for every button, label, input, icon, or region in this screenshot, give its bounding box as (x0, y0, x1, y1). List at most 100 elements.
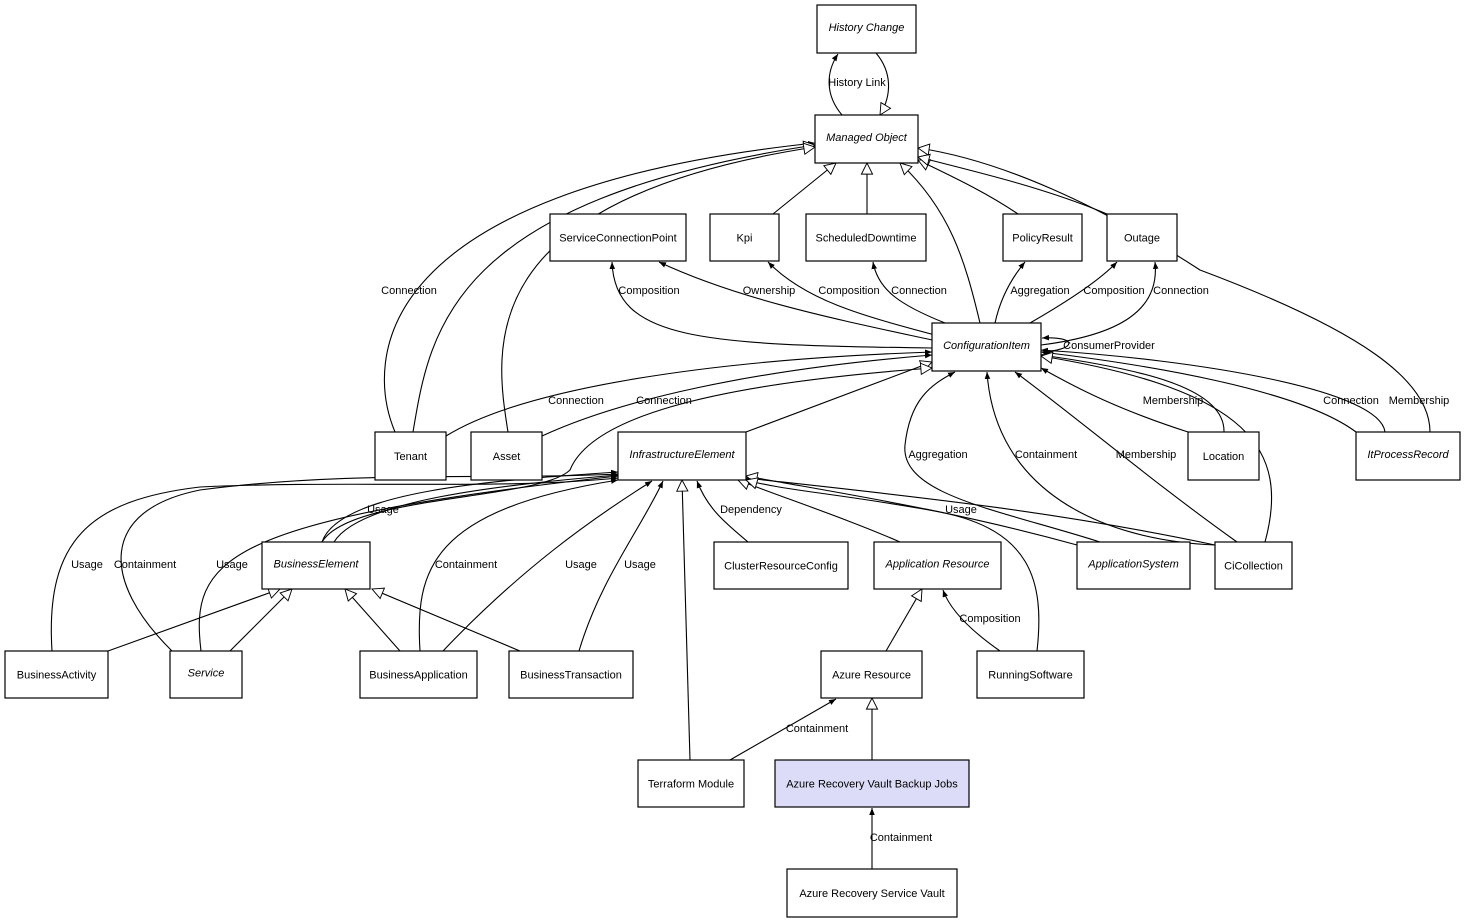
class-name: BusinessActivity (17, 669, 97, 681)
class-node-kpi[interactable]: Kpi (709, 213, 780, 262)
class-box[interactable] (1106, 213, 1178, 262)
association-edge-running_software-to-application_resource (942, 589, 1001, 652)
edge-label: Composition (959, 613, 1020, 625)
edge-label: Containment (114, 559, 176, 571)
class-node-it-process-record[interactable]: ItProcessRecord (1355, 431, 1461, 481)
class-name: Outage (1124, 232, 1160, 244)
class-name: CiCollection (1224, 560, 1283, 572)
class-box[interactable] (1355, 431, 1461, 481)
edge-label: Containment (435, 559, 497, 571)
association-edge-asset-to-configuration_item (541, 352, 933, 437)
class-box[interactable] (169, 650, 243, 699)
generalization-edge-ci_collection-to-configuration_item (1041, 356, 1273, 543)
generalization-edge-running_software-to-infrastructure_element (746, 480, 1040, 652)
class-node-history-change[interactable]: History Change (816, 4, 917, 54)
class-box[interactable] (1002, 213, 1083, 262)
association-edge-business_application-to-infrastructure_element (418, 478, 619, 652)
class-name: ConfigurationItem (943, 340, 1030, 352)
class-box[interactable] (713, 541, 849, 590)
class-box[interactable] (508, 650, 634, 699)
class-node-application-system[interactable]: ApplicationSystem (1076, 541, 1191, 590)
class-node-business-transaction[interactable]: BusinessTransaction (508, 650, 634, 699)
edge-label: Containment (786, 723, 848, 735)
class-box[interactable] (374, 431, 447, 481)
class-box[interactable] (4, 650, 109, 699)
generalization-edge-kpi-to-managed_object (772, 163, 836, 215)
class-box[interactable] (709, 213, 780, 262)
class-node-policy-result[interactable]: PolicyResult (1002, 213, 1083, 262)
class-box[interactable] (359, 650, 478, 699)
edge-label: Connection (636, 395, 692, 407)
class-box[interactable] (805, 213, 927, 262)
association-edge-configuration_item-to-outage (1040, 261, 1159, 346)
class-node-azure-recovery-service-vault[interactable]: Azure Recovery Service Vault (786, 868, 958, 918)
class-box[interactable] (976, 650, 1085, 699)
association-edge-configuration_item-to-service_connection_point (658, 261, 933, 341)
class-box[interactable] (931, 322, 1042, 372)
class-box[interactable] (873, 541, 1002, 590)
edge-label: Membership (1389, 395, 1450, 407)
class-node-tenant[interactable]: Tenant (374, 431, 447, 481)
class-node-business-application[interactable]: BusinessApplication (359, 650, 478, 699)
generalization-edge-service-to-business_element (229, 589, 292, 652)
association-edge-business_element-to-infrastructure_element (333, 472, 619, 543)
class-node-configuration-item[interactable]: ConfigurationItem (931, 322, 1042, 372)
class-node-ci-collection[interactable]: CiCollection (1214, 541, 1293, 590)
association-edge-application_system-to-configuration_item (904, 371, 1101, 543)
class-node-asset[interactable]: Asset (470, 431, 543, 481)
generalization-edge-location-to-configuration_item (1041, 355, 1225, 433)
edge-label: Usage (945, 504, 977, 516)
association-edge-business_transaction-to-infrastructure_element (578, 480, 664, 652)
generalization-edge-history_change-to-managed_object (875, 52, 889, 115)
class-name: PolicyResult (1012, 232, 1073, 244)
class-name: Kpi (737, 232, 753, 244)
edge-label: Connection (381, 285, 437, 297)
generalization-edge-policy_result-to-managed_object (918, 160, 1019, 215)
class-node-service[interactable]: Service (169, 650, 243, 699)
class-node-running-software[interactable]: RunningSoftware (976, 650, 1085, 699)
class-box[interactable] (1214, 541, 1293, 590)
class-box[interactable] (1187, 431, 1260, 481)
class-node-managed-object[interactable]: Managed Object (814, 114, 919, 164)
class-box[interactable] (470, 431, 543, 481)
edge-label: Containment (870, 832, 932, 844)
class-name: Azure Recovery Service Vault (799, 888, 944, 900)
class-node-service-connection-point[interactable]: ServiceConnectionPoint (549, 213, 687, 262)
class-node-location[interactable]: Location (1187, 431, 1260, 481)
class-node-cluster-resource-config[interactable]: ClusterResourceConfig (713, 541, 849, 590)
edges-layer (50, 52, 1431, 869)
class-node-business-activity[interactable]: BusinessActivity (4, 650, 109, 699)
class-node-business-element[interactable]: BusinessElement (261, 541, 371, 590)
generalization-edge-business_transaction-to-business_element (372, 589, 521, 652)
class-box[interactable] (774, 759, 970, 808)
edge-label: Composition (818, 285, 879, 297)
class-node-infrastructure-element[interactable]: InfrastructureElement (617, 431, 747, 481)
class-box[interactable] (1076, 541, 1191, 590)
class-node-terraform-module[interactable]: Terraform Module (637, 759, 745, 808)
class-box[interactable] (637, 759, 745, 808)
class-box[interactable] (261, 541, 371, 590)
class-name: Azure Recovery Vault Backup Jobs (786, 778, 958, 790)
class-node-scheduled-downtime[interactable]: ScheduledDowntime (805, 213, 927, 262)
edge-label: ConsumerProvider (1063, 340, 1155, 352)
class-box[interactable] (786, 868, 958, 918)
class-node-azure-recovery-vault-backup-jobs[interactable]: Azure Recovery Vault Backup Jobs (774, 759, 970, 808)
class-node-application-resource[interactable]: Application Resource (873, 541, 1002, 590)
class-box[interactable] (816, 4, 917, 54)
class-box[interactable] (617, 431, 747, 481)
class-name: ApplicationSystem (1087, 558, 1179, 570)
class-node-outage[interactable]: Outage (1106, 213, 1178, 262)
class-name: Tenant (394, 451, 427, 463)
generalization-edge-business_activity-to-business_element (107, 589, 280, 652)
association-edge-configuration_item-to-kpi (767, 261, 936, 336)
class-node-azure-resource[interactable]: Azure Resource (820, 650, 923, 699)
class-box[interactable] (814, 114, 919, 164)
generalization-edge-application_system-to-infrastructure_element (746, 476, 1078, 546)
class-name: Application Resource (885, 558, 990, 570)
class-box[interactable] (549, 213, 687, 262)
class-name: ScheduledDowntime (816, 232, 917, 244)
association-edge-managed_object-to-history_change (828, 53, 843, 116)
class-box[interactable] (820, 650, 923, 699)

###

Stated goal: Could you rewrite all of the records above with "class-box" replaced by "class-rect" everywhere and everything else left unchanged? Leave the pictures out.

Task answer:
for every button, label, input, icon, or region in this screenshot, give its bounding box as (x0, y0, x1, y1). List at most 100 elements.
class-name: BusinessActivity (17, 669, 97, 681)
class-node-kpi[interactable]: Kpi (709, 213, 780, 262)
class-rect[interactable] (1106, 213, 1178, 262)
association-edge-running_software-to-application_resource (942, 589, 1001, 652)
edge-label: Composition (959, 613, 1020, 625)
edge-label: Containment (114, 559, 176, 571)
class-node-it-process-record[interactable]: ItProcessRecord (1355, 431, 1461, 481)
class-name: Outage (1124, 232, 1160, 244)
class-name: CiCollection (1224, 560, 1283, 572)
class-rect[interactable] (1355, 431, 1461, 481)
edge-label: Containment (435, 559, 497, 571)
association-edge-asset-to-configuration_item (541, 352, 933, 437)
class-rect[interactable] (169, 650, 243, 699)
generalization-edge-ci_collection-to-configuration_item (1041, 356, 1273, 543)
generalization-edge-running_software-to-infrastructure_element (746, 480, 1040, 652)
class-node-history-change[interactable]: History Change (816, 4, 917, 54)
class-rect[interactable] (1002, 213, 1083, 262)
association-edge-business_application-to-infrastructure_element (418, 478, 619, 652)
class-name: ConfigurationItem (943, 340, 1030, 352)
class-rect[interactable] (713, 541, 849, 590)
class-rect[interactable] (508, 650, 634, 699)
class-node-application-system[interactable]: ApplicationSystem (1076, 541, 1191, 590)
class-node-business-transaction[interactable]: BusinessTransaction (508, 650, 634, 699)
edge-label: Containment (786, 723, 848, 735)
class-rect[interactable] (374, 431, 447, 481)
class-rect[interactable] (4, 650, 109, 699)
generalization-edge-kpi-to-managed_object (772, 163, 836, 215)
class-rect[interactable] (709, 213, 780, 262)
class-node-policy-result[interactable]: PolicyResult (1002, 213, 1083, 262)
class-rect[interactable] (359, 650, 478, 699)
edge-label: Connection (636, 395, 692, 407)
class-rect[interactable] (805, 213, 927, 262)
association-edge-configuration_item-to-outage (1040, 261, 1159, 346)
class-node-azure-recovery-service-vault[interactable]: Azure Recovery Service Vault (786, 868, 958, 918)
class-rect[interactable] (976, 650, 1085, 699)
association-edge-configuration_item-to-service_connection_point (658, 261, 933, 341)
class-rect[interactable] (931, 322, 1042, 372)
class-rect[interactable] (873, 541, 1002, 590)
edge-label: Membership (1389, 395, 1450, 407)
class-node-tenant[interactable]: Tenant (374, 431, 447, 481)
class-node-business-application[interactable]: BusinessApplication (359, 650, 478, 699)
generalization-edge-service-to-business_element (229, 589, 292, 652)
association-edge-business_element-to-infrastructure_element (333, 472, 619, 543)
class-node-configuration-item[interactable]: ConfigurationItem (931, 322, 1042, 372)
class-node-ci-collection[interactable]: CiCollection (1214, 541, 1293, 590)
association-edge-application_system-to-configuration_item (904, 371, 1101, 543)
class-node-asset[interactable]: Asset (470, 431, 543, 481)
generalization-edge-location-to-configuration_item (1041, 355, 1225, 433)
edge-label: Usage (945, 504, 977, 516)
association-edge-business_transaction-to-infrastructure_element (578, 480, 664, 652)
generalization-edge-history_change-to-managed_object (875, 52, 889, 115)
class-name: PolicyResult (1012, 232, 1073, 244)
class-name: Kpi (737, 232, 753, 244)
edge-label: Connection (381, 285, 437, 297)
generalization-edge-policy_result-to-managed_object (918, 160, 1019, 215)
class-node-service[interactable]: Service (169, 650, 243, 699)
class-node-running-software[interactable]: RunningSoftware (976, 650, 1085, 699)
class-rect[interactable] (1214, 541, 1293, 590)
class-rect[interactable] (1187, 431, 1260, 481)
class-node-managed-object[interactable]: Managed Object (814, 114, 919, 164)
class-rect[interactable] (470, 431, 543, 481)
edge-label: Containment (870, 832, 932, 844)
class-name: Azure Recovery Service Vault (799, 888, 944, 900)
class-node-service-connection-point[interactable]: ServiceConnectionPoint (549, 213, 687, 262)
class-node-location[interactable]: Location (1187, 431, 1260, 481)
class-node-cluster-resource-config[interactable]: ClusterResourceConfig (713, 541, 849, 590)
edges-layer (50, 52, 1431, 869)
class-node-business-activity[interactable]: BusinessActivity (4, 650, 109, 699)
class-node-business-element[interactable]: BusinessElement (261, 541, 371, 590)
generalization-edge-business_transaction-to-business_element (372, 589, 521, 652)
class-rect[interactable] (774, 759, 970, 808)
edge-label: Composition (818, 285, 879, 297)
class-node-infrastructure-element[interactable]: InfrastructureElement (617, 431, 747, 481)
class-rect[interactable] (1076, 541, 1191, 590)
class-node-terraform-module[interactable]: Terraform Module (637, 759, 745, 808)
class-rect[interactable] (637, 759, 745, 808)
class-rect[interactable] (261, 541, 371, 590)
class-name: Azure Recovery Vault Backup Jobs (786, 778, 958, 790)
class-node-scheduled-downtime[interactable]: ScheduledDowntime (805, 213, 927, 262)
edge-label: ConsumerProvider (1063, 340, 1155, 352)
class-rect[interactable] (786, 868, 958, 918)
class-node-azure-recovery-vault-backup-jobs[interactable]: Azure Recovery Vault Backup Jobs (774, 759, 970, 808)
class-node-application-resource[interactable]: Application Resource (873, 541, 1002, 590)
class-rect[interactable] (816, 4, 917, 54)
class-rect[interactable] (617, 431, 747, 481)
class-name: ApplicationSystem (1087, 558, 1179, 570)
class-node-outage[interactable]: Outage (1106, 213, 1178, 262)
class-name: Tenant (394, 451, 427, 463)
generalization-edge-business_activity-to-business_element (107, 589, 280, 652)
association-edge-configuration_item-to-kpi (767, 261, 936, 336)
class-node-azure-resource[interactable]: Azure Resource (820, 650, 923, 699)
class-rect[interactable] (814, 114, 919, 164)
generalization-edge-application_system-to-infrastructure_element (746, 476, 1078, 546)
class-name: Application Resource (885, 558, 990, 570)
class-rect[interactable] (549, 213, 687, 262)
class-name: ScheduledDowntime (816, 232, 917, 244)
association-edge-managed_object-to-history_change (828, 53, 843, 116)
class-rect[interactable] (820, 650, 923, 699)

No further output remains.